-- Start PROVIDED TEXT --

There are procedures for individual houses of worship of recognized religious groups to obtain recognition and state subsidies.  To do so, a house of worship must meet requirements set by the region in which it is located and by the federal Ministry of Justice.  These requirements include transparency and legality of accounting practices, renunciation of foreign sources of income for ministers of religion working in the facility, compliance with building and fire safety codes, certification of the minister of religion by the relevant interlocutor body, and a security check.  Recognized houses of worship also receive subsidies from the linguistic communities and municipalities for the upkeep of religious buildings.  Houses of worship or other religious groups that are unable or choose not to meet these requirements may organize as nonprofit associations and benefit from lower taxes but not government subsidies.  Houses of worship in this situation (i.e., not completing the recognition process) may still be affiliated with an officially recognized religious group.

There is a federal ban on covering one’s face in public.  Women who wear the full-face veil in public face a maximum fine of 137.50 euros ($160).

The constitution requires teaching in public schools to be neutral with respect to religious belief.  All public schools outside of Flanders offer mandatory religious or “moral” instruction (which is oriented towards citizenship and moral values); parents in schools in Flanders may have their children opt out of such courses.  Francophone schools offer “philosophy and citizenship” courses alongside courses on the recognized religions, based on a constitutional court ruling.

Schools provide teachers, clerical or secular, for each of the recognized religious groups, as well as for secular humanism, according to the student’s preference.  The public education system requires neutrality in the presentation of religious views outside of religion classes.  Teachers of religion are permitted to express their religious beliefs and wear religious attire, even if school policy otherwise forbids such attire.  Public school religion teachers are nominated by a committee from their religious group and appointed by the linguistic community government’s education minister.  Private, authorized religious schools, known as “free” schools, follow the same curriculum as public schools but may place greater emphasis on specific religious classes.  Teachers at these religious schools are civil servants, and their salaries, as well as subsidies for the schools’ operating expenses, are paid for by the respective linguistic community, municipality, or province.

-- End PROVIDED TEXT --

### DIRECTIVE 1
Answer these questions using the religion passage:
(a) What is the maximum fine for wearing the full-face veil in public?
(b) Who appoints public school religion teachers?
(c) As what may houses of worship that do not meet the recognition requirements organize?
The records are unrelated to the religion passage.

-- Start LISTED ENTRIES --

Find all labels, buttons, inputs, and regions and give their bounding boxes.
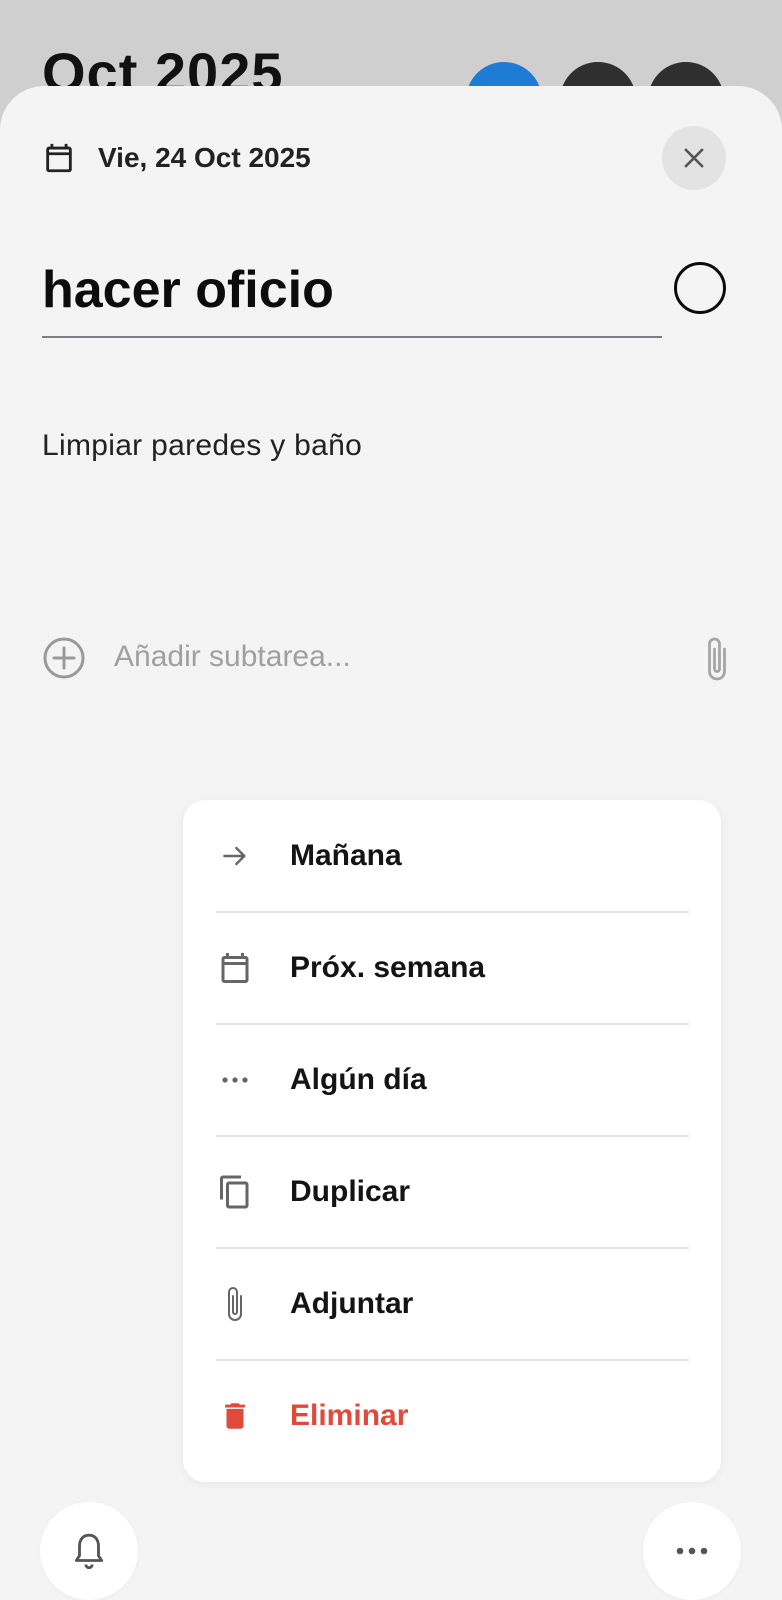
menu-item-someday[interactable]: Algún día xyxy=(183,1024,721,1136)
task-actions-menu: Mañana Próx. semana Algún día Duplicar A… xyxy=(183,800,721,1482)
arrow-right-icon xyxy=(217,838,253,874)
add-circle-icon[interactable] xyxy=(42,636,86,680)
bell-icon xyxy=(74,1533,104,1569)
complete-task-checkbox[interactable] xyxy=(674,262,726,314)
task-title-input[interactable]: hacer oficio xyxy=(42,236,662,338)
menu-item-label: Eliminar xyxy=(290,1399,409,1432)
task-date-row[interactable]: Vie, 24 Oct 2025 xyxy=(42,140,311,176)
menu-item-next-week[interactable]: Próx. semana xyxy=(183,912,721,1024)
more-horizontal-icon xyxy=(676,1547,708,1555)
more-horizontal-icon xyxy=(217,1062,253,1098)
menu-item-label: Duplicar xyxy=(290,1175,411,1208)
task-title-text: hacer oficio xyxy=(42,261,334,319)
paperclip-icon[interactable] xyxy=(702,634,732,684)
more-options-button[interactable] xyxy=(643,1502,741,1600)
trash-icon xyxy=(217,1398,253,1434)
menu-item-duplicate[interactable]: Duplicar xyxy=(183,1136,721,1248)
menu-item-label: Adjuntar xyxy=(290,1287,414,1320)
menu-item-label: Próx. semana xyxy=(290,951,486,984)
menu-item-attach[interactable]: Adjuntar xyxy=(183,1248,721,1360)
reminder-button[interactable] xyxy=(40,1502,138,1600)
close-icon xyxy=(684,148,704,168)
menu-item-label: Algún día xyxy=(290,1063,427,1096)
subtask-input[interactable]: Añadir subtarea... xyxy=(114,640,351,674)
paperclip-icon xyxy=(217,1286,253,1322)
add-subtask-row: Añadir subtarea... xyxy=(42,634,732,681)
copy-icon xyxy=(217,1174,253,1210)
close-button[interactable] xyxy=(662,126,726,190)
menu-item-label: Mañana xyxy=(290,839,402,872)
menu-item-tomorrow[interactable]: Mañana xyxy=(183,800,721,912)
calendar-icon xyxy=(217,950,253,986)
task-notes[interactable]: Limpiar paredes y baño xyxy=(42,429,362,463)
task-date-label: Vie, 24 Oct 2025 xyxy=(98,142,311,173)
calendar-icon xyxy=(46,143,72,173)
menu-item-delete[interactable]: Eliminar xyxy=(183,1360,721,1472)
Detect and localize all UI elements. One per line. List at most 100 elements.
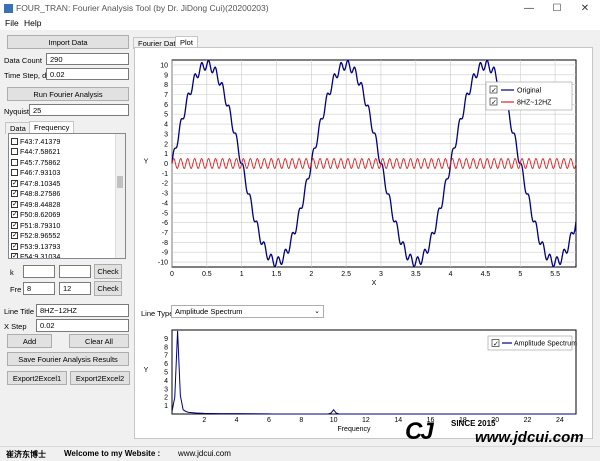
frequency-list-item[interactable]: ✓ F47:8.10345 (11, 178, 60, 188)
nyquist-label: Nyquist (4, 107, 30, 116)
time-step-field[interactable]: 0.02 (46, 68, 129, 80)
author-name: 崔济东博士 (6, 450, 46, 459)
y-axis-label: Y (144, 367, 149, 374)
fre-check-button[interactable]: Check (94, 281, 122, 296)
x-tick-label: 2.5 (341, 271, 351, 278)
y-tick-label: 4 (164, 378, 168, 385)
save-results-button[interactable]: Save Fourier Analysis Results (7, 352, 129, 366)
y-tick-label: 3 (164, 131, 168, 138)
nyquist-field[interactable]: 25 (29, 104, 129, 116)
welcome-text: Welcome to my Website : (64, 449, 161, 458)
checkbox[interactable]: ✓ (11, 221, 18, 229)
chevron-down-icon: ⌄ (314, 308, 320, 315)
x-tick-label: 4.5 (481, 271, 491, 278)
frequency-label: F51:8.79310 (20, 220, 61, 230)
export-excel1-button[interactable]: Export2Excel1 (7, 371, 67, 385)
checkbox[interactable]: ✓ (11, 242, 18, 250)
fre-to-field[interactable]: 12 (59, 282, 91, 295)
xstep-field[interactable]: 0.02 (36, 319, 129, 332)
menu-file[interactable]: File (5, 18, 19, 28)
data-count-field[interactable]: 290 (46, 53, 129, 65)
frequency-list-item[interactable]: F46:7.93103 (11, 168, 60, 178)
add-button[interactable]: Add (7, 334, 52, 348)
import-data-button[interactable]: Import Data (7, 35, 129, 49)
frequency-list-item[interactable]: ✓ F48:8.27586 (11, 189, 60, 199)
legend-label: Original (517, 88, 542, 95)
scroll-thumb[interactable] (117, 176, 123, 188)
y-tick-label: -9 (162, 250, 168, 257)
check-icon: ✓ (491, 88, 497, 95)
y-tick-label: 2 (164, 141, 168, 148)
watermark-since: SINCE 2015 (451, 419, 496, 428)
y-tick-label: 9 (164, 72, 168, 79)
x-tick-label: 12 (362, 417, 370, 424)
frequency-list-item[interactable]: ✓ F51:8.79310 (11, 220, 60, 230)
legend-label: Amplitude Spectrum (514, 341, 577, 348)
checkbox[interactable] (11, 169, 18, 176)
y-tick-label: 8 (164, 82, 168, 89)
x-tick-label: 0.5 (202, 271, 212, 278)
frequency-list-item[interactable]: ✓ F54:9.31034 (11, 252, 60, 258)
line-type-label: Line Type (141, 309, 174, 318)
fre-from-field[interactable]: 8 (23, 282, 55, 295)
line-title-field[interactable]: 8HZ~12HZ (36, 304, 129, 317)
frequency-label: F47:8.10345 (20, 178, 61, 188)
fre-label: Fre (10, 285, 22, 294)
x-tick-label: 1.5 (272, 271, 282, 278)
k-label: k (10, 268, 14, 277)
frequency-list-item[interactable]: ✓ F53:9.13793 (11, 241, 60, 251)
frequency-label: F45:7.75862 (20, 157, 61, 167)
y-tick-label: 8 (164, 344, 168, 351)
y-tick-label: -7 (162, 230, 168, 237)
checkbox[interactable]: ✓ (11, 190, 18, 197)
y-axis-label: Y (144, 159, 149, 166)
x-tick-label: 3.5 (411, 271, 421, 278)
y-tick-label: 10 (160, 62, 168, 69)
frequency-list[interactable]: F43:7.41379 F44:7.58621 F45:7.75862 F46:7.9… (8, 133, 126, 259)
k-to-field[interactable] (59, 265, 91, 278)
y-tick-label: 0 (164, 161, 168, 168)
run-fourier-button[interactable]: Run Fourier Analysis (7, 87, 129, 101)
y-tick-label: -2 (162, 181, 168, 188)
line-type-value: Amplitude Spectrum (175, 307, 243, 316)
close-button[interactable]: ✕ (571, 0, 599, 17)
list-scrollbar[interactable] (115, 134, 125, 258)
checkbox[interactable]: ✓ (11, 232, 18, 239)
y-tick-label: 2 (164, 395, 168, 402)
frequency-list-item[interactable]: F45:7.75862 (11, 157, 60, 167)
checkbox[interactable]: ✓ (11, 179, 18, 187)
y-tick-label: -10 (158, 260, 168, 267)
y-tick-label: -6 (162, 220, 168, 227)
checkbox[interactable]: ✓ (11, 200, 18, 208)
frequency-label: F48:8.27586 (20, 189, 61, 198)
website-link[interactable]: www.jdcui.com (178, 449, 231, 458)
checkbox[interactable] (11, 158, 18, 166)
menu-help[interactable]: Help (24, 18, 41, 28)
k-from-field[interactable] (23, 265, 55, 278)
x-tick-label: 4 (449, 271, 453, 278)
checkbox[interactable]: ✓ (11, 211, 18, 218)
export-excel2-button[interactable]: Export2Excel2 (70, 371, 130, 385)
y-tick-label: -8 (162, 240, 168, 247)
tab-frequency[interactable]: Frequency (29, 121, 75, 133)
frequency-list-item[interactable]: F44:7.58621 (11, 147, 60, 157)
frequency-list-item[interactable]: ✓ F49:8.44828 (11, 199, 60, 209)
checkbox[interactable] (11, 137, 18, 145)
clear-all-button[interactable]: Clear All (69, 334, 129, 348)
frequency-list-item[interactable]: ✓ F50:8.62069 (11, 210, 60, 220)
frequency-label: F53:9.13793 (20, 241, 61, 251)
x-tick-label: 4 (235, 417, 239, 424)
frequency-label: F49:8.44828 (20, 199, 61, 209)
frequency-list-item[interactable]: ✓ F52:8.96552 (11, 231, 60, 241)
y-tick-label: 5 (164, 370, 168, 377)
frequency-list-item[interactable]: F43:7.41379 (11, 136, 60, 146)
maximize-button[interactable]: ☐ (543, 0, 571, 17)
minimize-button[interactable]: — (515, 0, 543, 17)
line-type-select[interactable]: Amplitude Spectrum ⌄ (171, 305, 324, 318)
y-tick-label: 6 (164, 361, 168, 368)
x-tick-label: 2 (202, 417, 206, 424)
checkbox[interactable]: ✓ (11, 253, 18, 258)
k-check-button[interactable]: Check (94, 264, 122, 279)
x-tick-label: 6 (267, 417, 271, 424)
checkbox[interactable] (11, 148, 18, 155)
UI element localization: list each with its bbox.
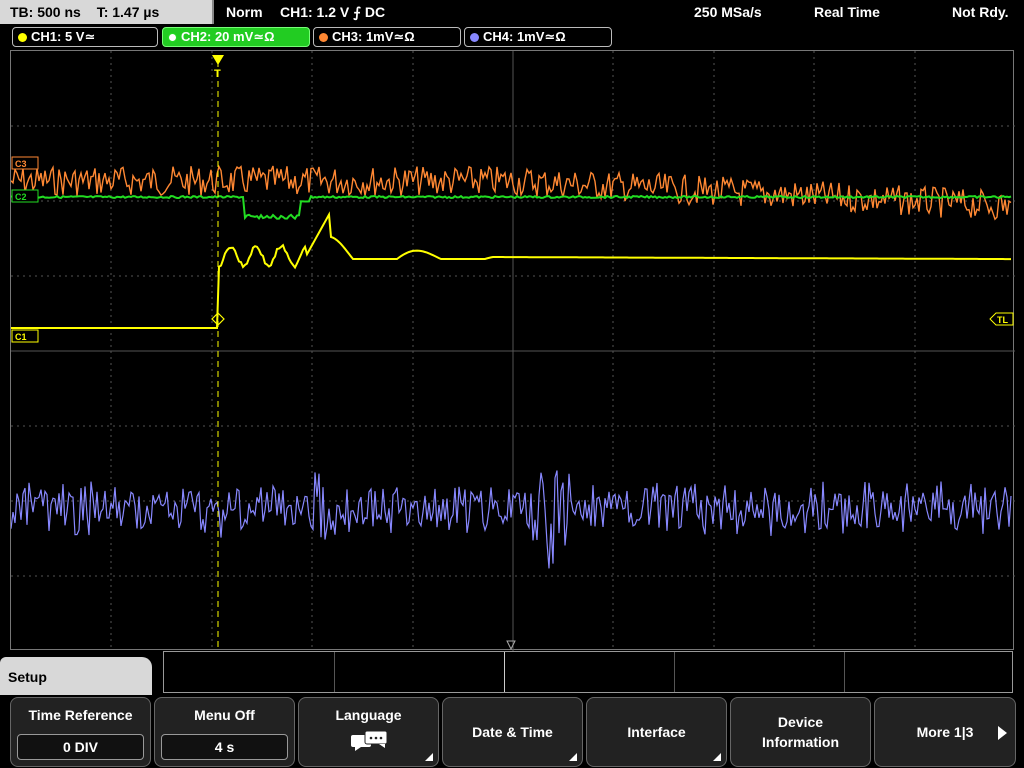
date-time-button[interactable]: Date & Time (442, 697, 583, 767)
ch3-waveform (11, 164, 1012, 221)
ch1-waveform (11, 211, 1011, 329)
trigger-time-label: T: 1.47 µs (96, 4, 160, 20)
device-information-title: Device Information (762, 714, 839, 750)
bottom-trigger-marker-icon (506, 640, 516, 651)
ch4-dot-icon (470, 33, 479, 42)
ch4-label: CH4: 1mV≃Ω (483, 29, 566, 44)
time-reference-value: 0 DIV (17, 734, 144, 760)
ch2-dot-icon (168, 33, 177, 42)
device-information-button[interactable]: Device Information (730, 697, 871, 767)
tab-ch1[interactable]: CH1: 5 V≃ (12, 27, 158, 47)
trigger-marker-icon (212, 55, 224, 65)
more-button[interactable]: More 1|3 (874, 697, 1016, 767)
trigger-info-label[interactable]: CH1: 1.2 V ⨍ DC (280, 0, 385, 24)
chevron-right-icon (998, 726, 1007, 740)
acq-mode-label: Norm (226, 4, 263, 20)
language-button[interactable]: Language (298, 697, 439, 767)
overview-strip (163, 651, 1013, 693)
more-title: More 1|3 (916, 724, 974, 740)
menu-off-value: 4 s (161, 734, 288, 760)
tl-marker-label: TL (997, 315, 1008, 325)
status-bar: TB: 500 ns T: 1.47 µs Norm CH1: 1.2 V ⨍ … (0, 0, 1024, 24)
ch4-waveform (11, 470, 1012, 569)
submenu-indicator-icon (713, 753, 721, 761)
menu-title-tab: Setup (0, 657, 152, 697)
ch1-dot-icon (18, 33, 27, 42)
ch2-label: CH2: 20 mV≃Ω (181, 29, 275, 44)
submenu-indicator-icon (569, 753, 577, 761)
ready-status-label: Not Rdy. (952, 4, 1009, 20)
tab-ch2[interactable]: CH2: 20 mV≃Ω (162, 27, 310, 47)
speech-bubbles-icon (350, 730, 387, 751)
menu-title: Setup (8, 669, 47, 685)
time-reference-button[interactable]: Time Reference 0 DIV (10, 697, 151, 767)
softkey-bar: Time Reference 0 DIV Menu Off 4 s Langua… (0, 695, 1024, 768)
language-title: Language (335, 707, 402, 723)
waveform-canvas: T C1 C3 C2 TL (11, 51, 1015, 651)
ch3-offset-marker: C3 (11, 156, 39, 170)
timebase-label: TB: 500 ns (10, 4, 81, 20)
ch1-label: CH1: 5 V≃ (31, 29, 96, 44)
menu-off-title: Menu Off (194, 707, 255, 723)
ch1-offset-marker: C1 (11, 329, 39, 343)
ch3-marker-label: C3 (15, 159, 27, 169)
interface-title: Interface (627, 724, 686, 740)
submenu-indicator-icon (425, 753, 433, 761)
ch2-marker-label: C2 (15, 192, 27, 202)
menu-off-button[interactable]: Menu Off 4 s (154, 697, 295, 767)
sample-rate-label: 250 MSa/s (694, 4, 762, 20)
date-time-title: Date & Time (472, 724, 553, 740)
ch2-offset-marker: C2 (11, 189, 39, 203)
graticule-grid (11, 51, 1015, 651)
tab-ch3[interactable]: CH3: 1mV≃Ω (313, 27, 461, 47)
trigger-level-marker: TL (989, 312, 1014, 326)
real-time-label: Real Time (814, 4, 880, 20)
ch1-marker-label: C1 (15, 332, 27, 342)
ch3-label: CH3: 1mV≃Ω (332, 29, 415, 44)
timebase-box[interactable]: TB: 500 ns T: 1.47 µs (0, 0, 214, 24)
channel-bar: CH1: 5 V≃ CH2: 20 mV≃Ω CH3: 1mV≃Ω CH4: 1… (0, 24, 1024, 50)
time-reference-title: Time Reference (28, 707, 133, 723)
trigger-marker-label: T (214, 68, 221, 80)
interface-button[interactable]: Interface (586, 697, 727, 767)
ch3-dot-icon (319, 33, 328, 42)
waveform-display[interactable]: T C1 C3 C2 TL (10, 50, 1015, 651)
tab-ch4[interactable]: CH4: 1mV≃Ω (464, 27, 612, 47)
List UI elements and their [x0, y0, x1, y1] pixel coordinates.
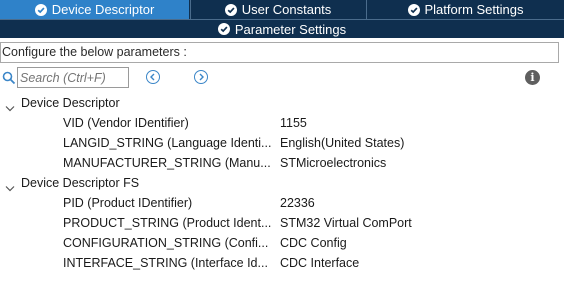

-- End LISTED ENTRIES --

### DIRECTIVE 2
Please transcribe the stretch of the records from the line that contains "menu-item-someday[interactable]: Algún día" through the line that contains "Detect and localize", with both of those lines included.

### FINISHED ANSWER 1
(a) 137.50 euros ($160)
(b) The linguistic community government's education minister
(c) As nonprofit associations

### FINISHED ANSWER 2
menu-item-someday[interactable]: Algún día xyxy=(183,1024,721,1136)
task-actions-menu: Mañana Próx. semana Algún día Duplicar A… xyxy=(183,800,721,1482)
arrow-right-icon xyxy=(217,838,253,874)
add-circle-icon[interactable] xyxy=(42,636,86,680)
bell-icon xyxy=(74,1533,104,1569)
complete-task-checkbox[interactable] xyxy=(674,262,726,314)
task-title-input[interactable]: hacer oficio xyxy=(42,236,662,338)
menu-item-label: Eliminar xyxy=(290,1399,409,1432)
task-date-row[interactable]: Vie, 24 Oct 2025 xyxy=(42,140,311,176)
menu-item-next-week[interactable]: Próx. semana xyxy=(183,912,721,1024)
more-horizontal-icon xyxy=(676,1547,708,1555)
more-horizontal-icon xyxy=(217,1062,253,1098)
menu-item-label: Duplicar xyxy=(290,1175,411,1208)
task-title-text: hacer oficio xyxy=(42,261,334,319)
paperclip-icon[interactable] xyxy=(702,634,732,684)
more-options-button[interactable] xyxy=(643,1502,741,1600)
trash-icon xyxy=(217,1398,253,1434)
menu-item-duplicate[interactable]: Duplicar xyxy=(183,1136,721,1248)
menu-item-label: Adjuntar xyxy=(290,1287,414,1320)
menu-item-label: Próx. semana xyxy=(290,951,486,984)
menu-item-attach[interactable]: Adjuntar xyxy=(183,1248,721,1360)
reminder-button[interactable] xyxy=(40,1502,138,1600)
close-icon xyxy=(684,148,704,168)
menu-item-label: Algún día xyxy=(290,1063,427,1096)
subtask-input[interactable]: Añadir subtarea... xyxy=(114,640,351,674)
paperclip-icon xyxy=(217,1286,253,1322)
add-subtask-row: Añadir subtarea... xyxy=(42,634,732,681)
copy-icon xyxy=(217,1174,253,1210)
close-button[interactable] xyxy=(662,126,726,190)
menu-item-label: Mañana xyxy=(290,839,402,872)
menu-item-tomorrow[interactable]: Mañana xyxy=(183,800,721,912)
calendar-icon xyxy=(217,950,253,986)
task-notes[interactable]: Limpiar paredes y baño xyxy=(42,429,362,463)
task-date-label: Vie, 24 Oct 2025 xyxy=(98,142,311,173)
calendar-icon xyxy=(46,143,72,173)
menu-item-delete[interactable]: Eliminar xyxy=(183,1360,721,1472)
Detect and localize all UI elements. One per line. List at most 100 elements.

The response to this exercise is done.